■ PROVIDED RECORDS ■
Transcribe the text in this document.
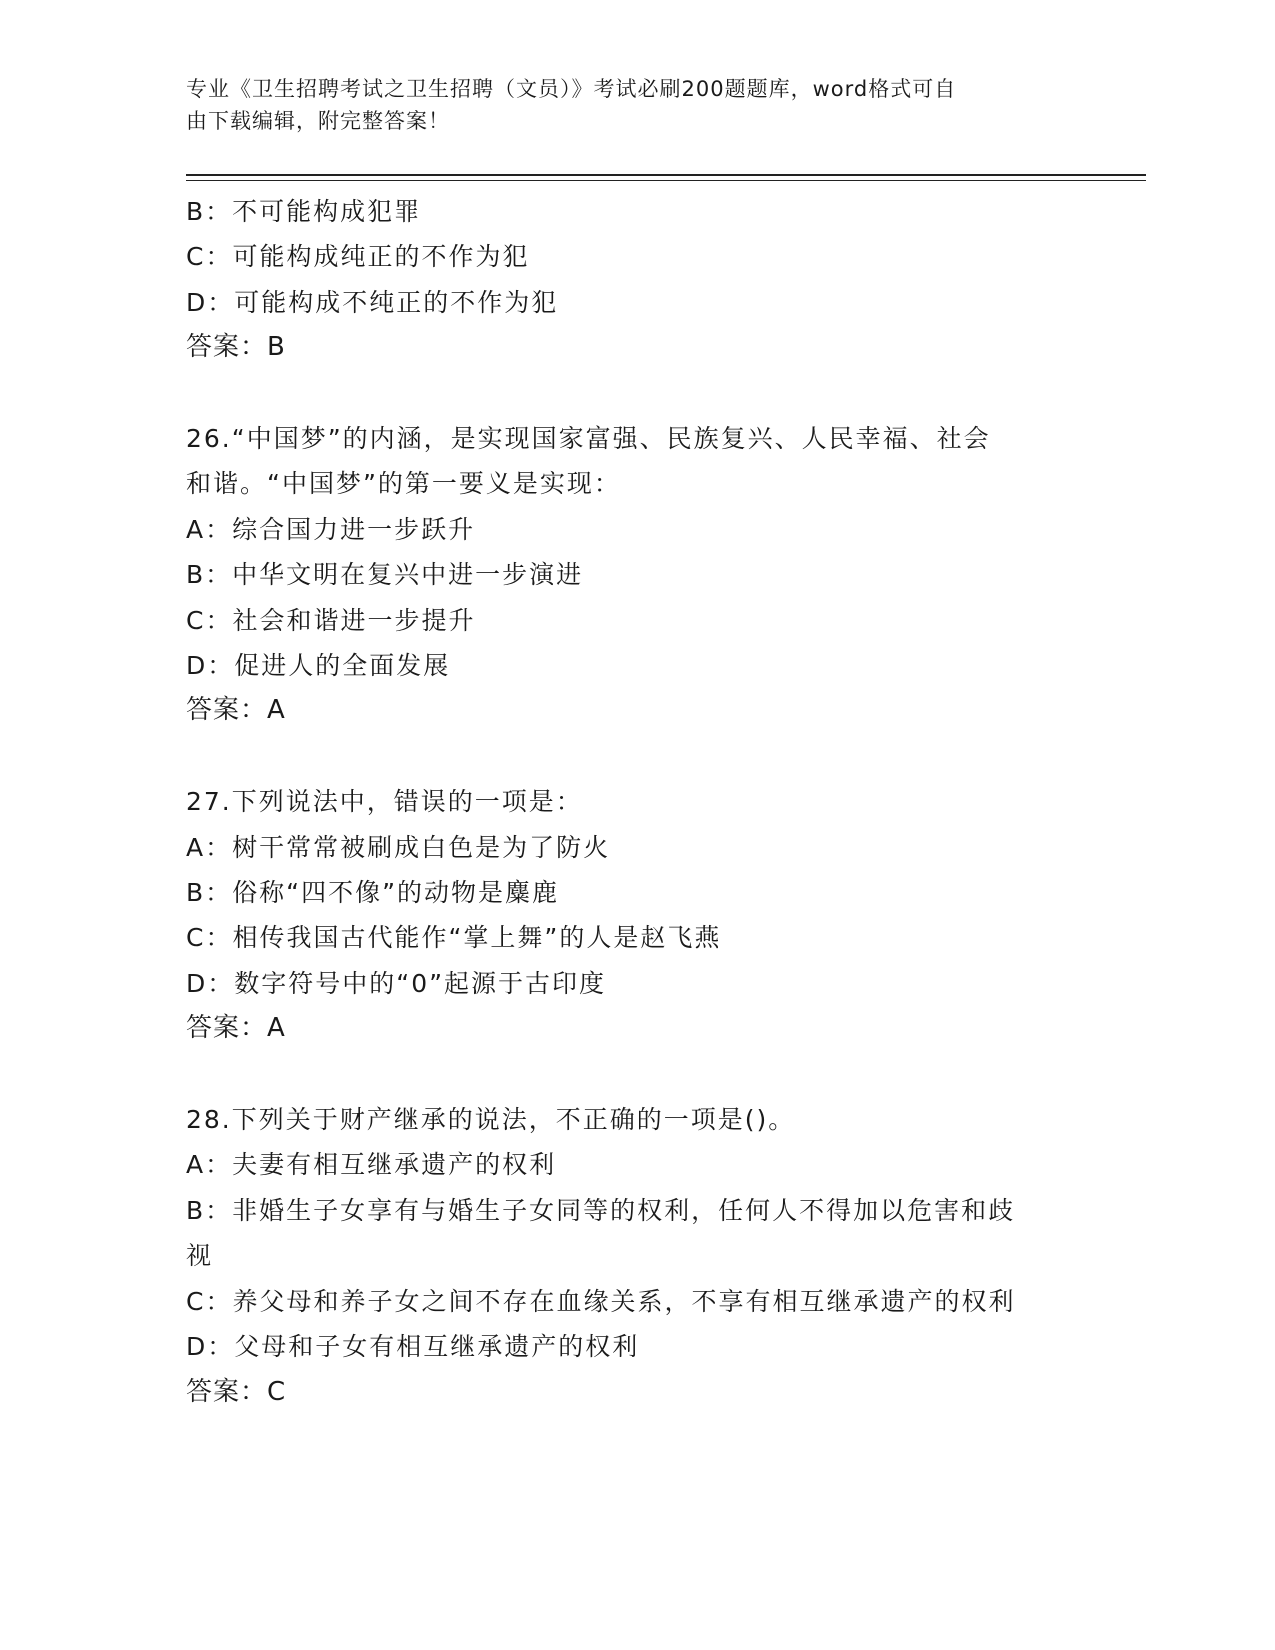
专业《卫生招聘考试之卫生招聘（文员）》考试必刷200题题库，word格式可自
由下载编辑，附完整答案！
B：不可能构成犯罪
C：可能构成纯正的不作为犯
D：可能构成不纯正的不作为犯
答案：B
26.“中国梦”的内涵，是实现国家富强、民族复兴、人民幸福、社会
和谐。“中国梦”的第一要义是实现：
A：综合国力进一步跃升
B：中华文明在复兴中进一步演进
C：社会和谐进一步提升
D：促进人的全面发展
答案：A
27.下列说法中，错误的一项是：
A：树干常常被刷成白色是为了防火
B：俗称“四不像”的动物是麋鹿
C：相传我国古代能作“掌上舞”的人是赵飞燕
D：数字符号中的“0”起源于古印度
答案：A
28.下列关于财产继承的说法，不正确的一项是()。
A：夫妻有相互继承遗产的权利
B：非婚生子女享有与婚生子女同等的权利，任何人不得加以危害和歧
视
C：养父母和养子女之间不存在血缘关系，不享有相互继承遗产的权利
D：父母和子女有相互继承遗产的权利
答案：C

■ WRITTEN INSTRUCTION ■
Skipping the pictures, transcribe each line above exactly as it appears.

■ SOLUTION TO THE EXERCISE ■
Transcribe the text in this document.
专业《卫生招聘考试之卫生招聘（文员）》考试必刷200题题库，word格式可自
由下载编辑，附完整答案！
B：不可能构成犯罪
C：可能构成纯正的不作为犯
D：可能构成不纯正的不作为犯
答案：B
26.“中国梦”的内涵，是实现国家富强、民族复兴、人民幸福、社会
和谐。“中国梦”的第一要义是实现：
A：综合国力进一步跃升
B：中华文明在复兴中进一步演进
C：社会和谐进一步提升
D：促进人的全面发展
答案：A
27.下列说法中，错误的一项是：
A：树干常常被刷成白色是为了防火
B：俗称“四不像”的动物是麋鹿
C：相传我国古代能作“掌上舞”的人是赵飞燕
D：数字符号中的“0”起源于古印度
答案：A
28.下列关于财产继承的说法，不正确的一项是()。
A：夫妻有相互继承遗产的权利
B：非婚生子女享有与婚生子女同等的权利，任何人不得加以危害和歧
视
C：养父母和养子女之间不存在血缘关系，不享有相互继承遗产的权利
D：父母和子女有相互继承遗产的权利
答案：C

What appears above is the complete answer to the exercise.